'''
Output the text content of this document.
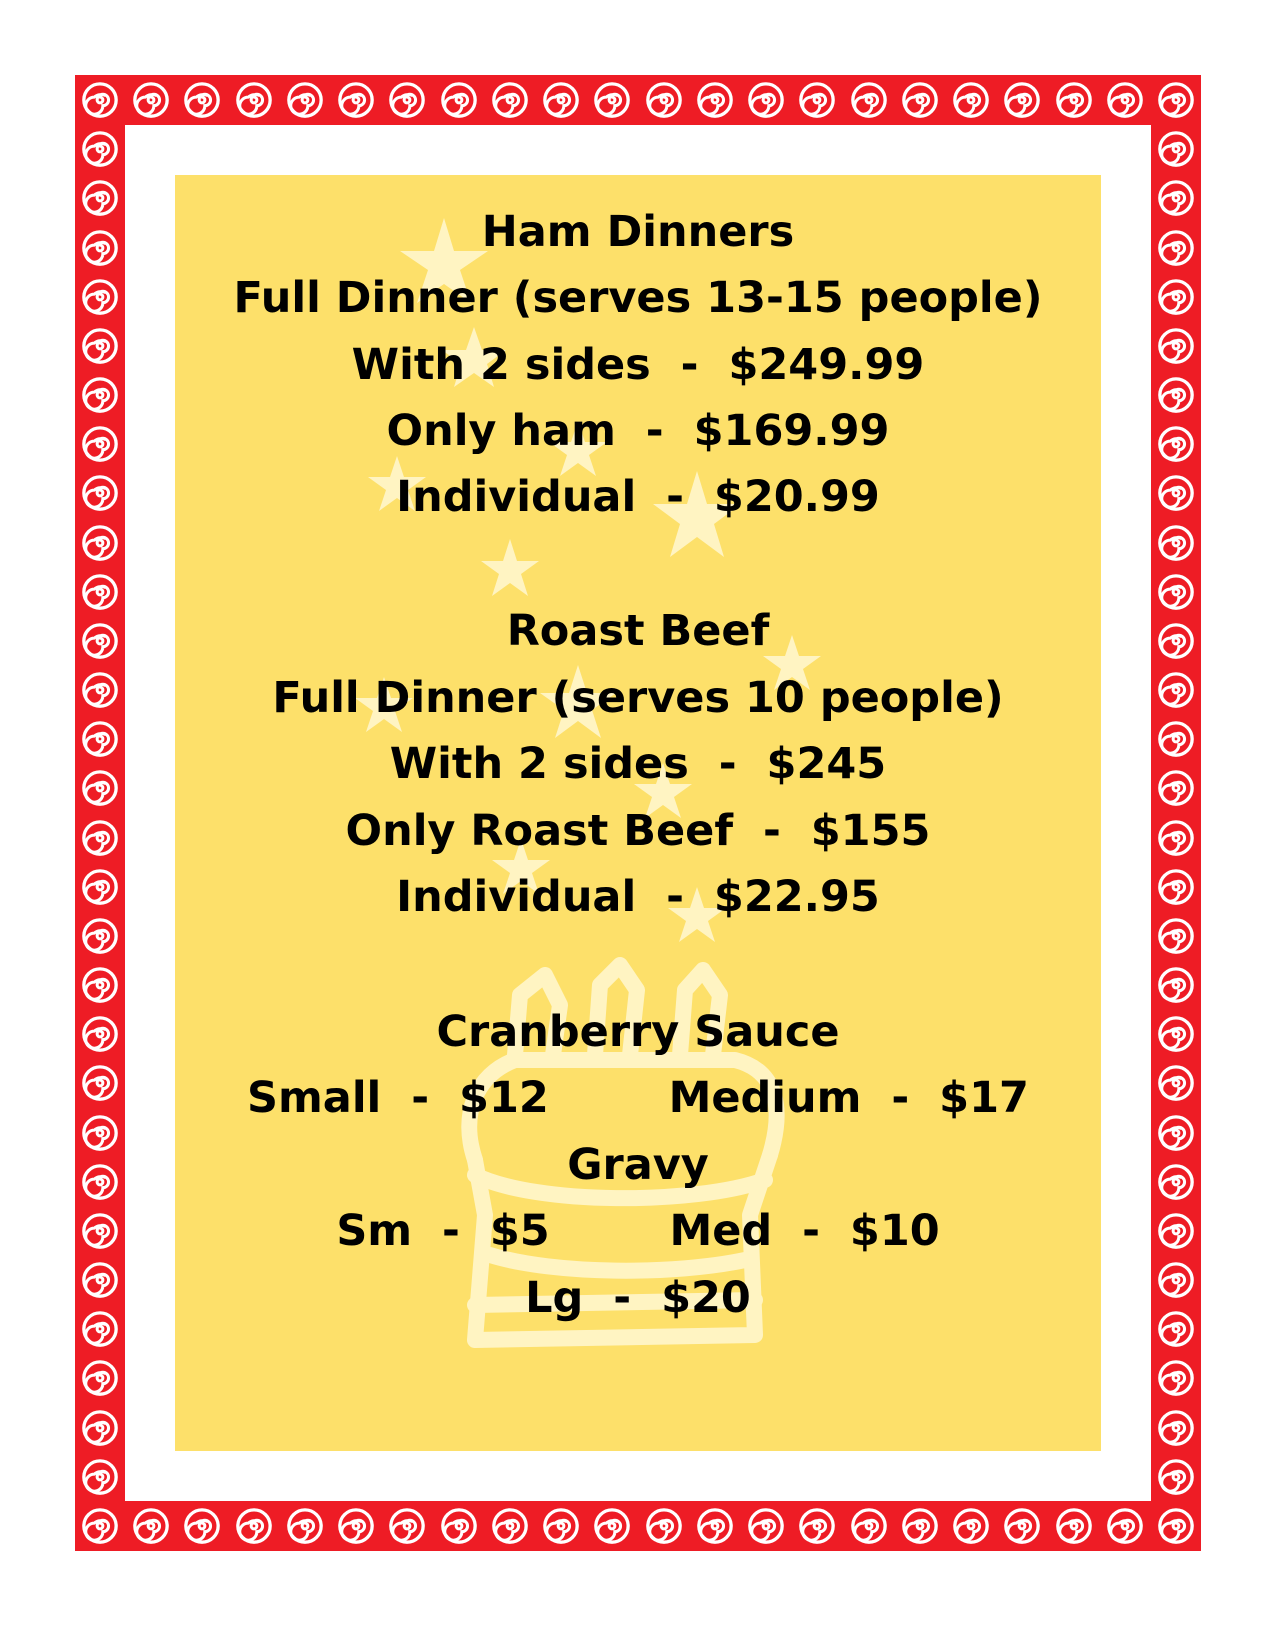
Ham Dinners
Full Dinner (serves 13-15 people)
With 2 sides  -  $249.99
Only ham  -  $169.99
Individual  -  $20.99
Roast Beef
Full Dinner (serves 10 people)
With 2 sides  -  $245
Only Roast Beef  -  $155
Individual  -  $22.95
Cranberry Sauce
Small  -  $12	Medium  -  $17
Gravy
Sm  -  $5	Med  -  $10
Lg  -  $20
'''
Make an exact copy of the whole listing, but don't bring over any pictures.

FULL ANSWER:
Output the text content of this document.
Ham Dinners
Full Dinner (serves 13-15 people)
With 2 sides  -  $249.99
Only ham  -  $169.99
Individual  -  $20.99
Roast Beef
Full Dinner (serves 10 people)
With 2 sides  -  $245
Only Roast Beef  -  $155
Individual  -  $22.95
Cranberry Sauce
Small  -  $12	Medium  -  $17
Gravy
Sm  -  $5	Med  -  $10
Lg  -  $20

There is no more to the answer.